__Texte extrait__
________________

Par Laurent Delattre, publié le 12 août 2025
L’inflation des solutions SaaS en entreprise continue. Le dernier rapport Nintex alerte sur une déferlante qui grève l’efficacité. Quand chaque semaine amène un nouvel outil, l’agilité promise par le SaaS se transforme en casse-tête d’intégration et en bombe à retardement budgétaire.
Une entreprise sur deux opère désormais avec 100 à 300 applications SaaS. Ce seuil, qui aurait semblé extravagant il y a quelques années, est devenu la nouvelle normalité des organisations de 250 à 2 500 salariés. Et la vague continue de monter : 41 % des entreprises ajoutent un nouvel outil – ou plus – toutes les trois semaines, quand ce n’est pas toutes les semaines.
Le résultat de cette effervescence qui côtoie le Shadow IT ? Des intégrations incomplètes, des ressaisies manuelles sources d’erreurs, des validations qui s’enlisent et, au final, des processus qui perdent en fluidité alors qu’ils étaient censés gagner en vélocité. Telles sont les grandes leçons du « SaaS Sprawl Snapshot 2025 » publié par Nintex, à l’issue d’une enquête menée auprès de 2 000 décideurs IT dans quatre pays et centrée sur les entreprises de taille intermédiaire.

________________

__Données de boîtes étiquetées__
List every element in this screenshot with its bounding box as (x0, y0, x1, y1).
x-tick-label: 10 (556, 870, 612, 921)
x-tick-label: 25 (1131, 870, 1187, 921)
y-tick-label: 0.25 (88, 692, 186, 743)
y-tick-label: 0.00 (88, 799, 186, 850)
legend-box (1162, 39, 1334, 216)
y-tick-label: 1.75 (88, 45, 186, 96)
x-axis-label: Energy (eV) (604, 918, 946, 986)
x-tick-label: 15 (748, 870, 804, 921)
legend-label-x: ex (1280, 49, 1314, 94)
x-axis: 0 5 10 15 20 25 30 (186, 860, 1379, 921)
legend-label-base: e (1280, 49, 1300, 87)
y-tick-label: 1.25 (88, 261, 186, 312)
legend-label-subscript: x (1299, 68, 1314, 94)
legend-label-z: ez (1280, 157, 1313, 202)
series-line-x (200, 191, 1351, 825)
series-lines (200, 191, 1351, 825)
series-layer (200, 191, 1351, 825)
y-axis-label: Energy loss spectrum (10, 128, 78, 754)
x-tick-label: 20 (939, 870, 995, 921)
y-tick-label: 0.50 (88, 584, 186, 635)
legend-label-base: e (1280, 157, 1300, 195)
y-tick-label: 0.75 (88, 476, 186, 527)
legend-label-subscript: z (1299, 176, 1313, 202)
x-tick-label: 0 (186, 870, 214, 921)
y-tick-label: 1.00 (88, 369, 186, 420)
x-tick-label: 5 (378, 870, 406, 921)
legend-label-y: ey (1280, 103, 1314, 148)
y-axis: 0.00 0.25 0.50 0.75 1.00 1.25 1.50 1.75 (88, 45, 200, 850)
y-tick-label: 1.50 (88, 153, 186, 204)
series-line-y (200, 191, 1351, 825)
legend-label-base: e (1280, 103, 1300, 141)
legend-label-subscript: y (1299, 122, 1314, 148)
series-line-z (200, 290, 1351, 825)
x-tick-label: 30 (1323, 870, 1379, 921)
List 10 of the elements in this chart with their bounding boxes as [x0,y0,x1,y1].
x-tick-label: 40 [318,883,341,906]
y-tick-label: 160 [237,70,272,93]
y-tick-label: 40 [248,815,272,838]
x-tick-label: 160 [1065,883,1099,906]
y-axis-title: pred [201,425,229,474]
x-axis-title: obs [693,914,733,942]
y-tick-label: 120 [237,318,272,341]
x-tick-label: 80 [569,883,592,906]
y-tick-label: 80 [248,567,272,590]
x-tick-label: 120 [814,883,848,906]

________________

__À compléter__
1/ Répondez à ces questions sur l'article consacré à la prolifération des applications SaaS :
(a) Combien d'applications SaaS utilise désormais une entreprise sur deux ?
(b) Quelle part des entreprises ajoute un nouvel outil au moins toutes les trois semaines ?
(c) Auprès de combien de décideurs IT l'enquête de Nintex a-t-elle été menée ?
2/ Rédigez la suite de l'article sur la prolifération des applications SaaS en entreprise, à partir de son dernier paragraphe.
Les données ci-dessus n'ont aucun lien avec l'article.

__Réponses__
1/
(a) De 100 à 300 applications.
(b) 41 % des entreprises.
(c) Auprès de 2 000 décideurs IT, dans quatre pays.

2/
Le constat global est plutôt tranchant. Malgré une confiance affichée dans la « bonne intégration » des briques logicielles, seules 35 % des organisations disent disposer d’un stack entièrement intégré. Et 90 % estiment l’intégration « au moins majoritairement » effective, un optimisme vite douché par la réalité opérationnelle : 46 % se heurtent à des retards de workflows et d’approbations, 46 % subissent des saisies et duplications de données, et 34 % peinent à passer à l’échelle.
Le coût n’est pas neutre : 87 % des responsables IT signalent un impact budgétaire allant de modéré à majeur. Sans surprise, 96 % jugent le sujet prioritaire, et 55 % le considèrent comme une part centrale de leur mission .

4 Pays, 4 mauvaises pratiques…
La photographie n’est pas strictement européenne — la France n’est d’ailleurs pas incluse dans le panel — mais elle intéresse directement les DSI du Vieux Continent notamment via le miroir britannique. Au Royaume-Uni, 93 % des organisations affirment avoir intégré leurs outils SaaS, mais elles ne sont que 34 % à revendiquer une intégration complète. Le parc applicatif reste fourni : 31 % utilisent 51 à 100 applications, tandis que plus d’un quart ajoutent de nouveaux outils toutes les deux à trois semaines.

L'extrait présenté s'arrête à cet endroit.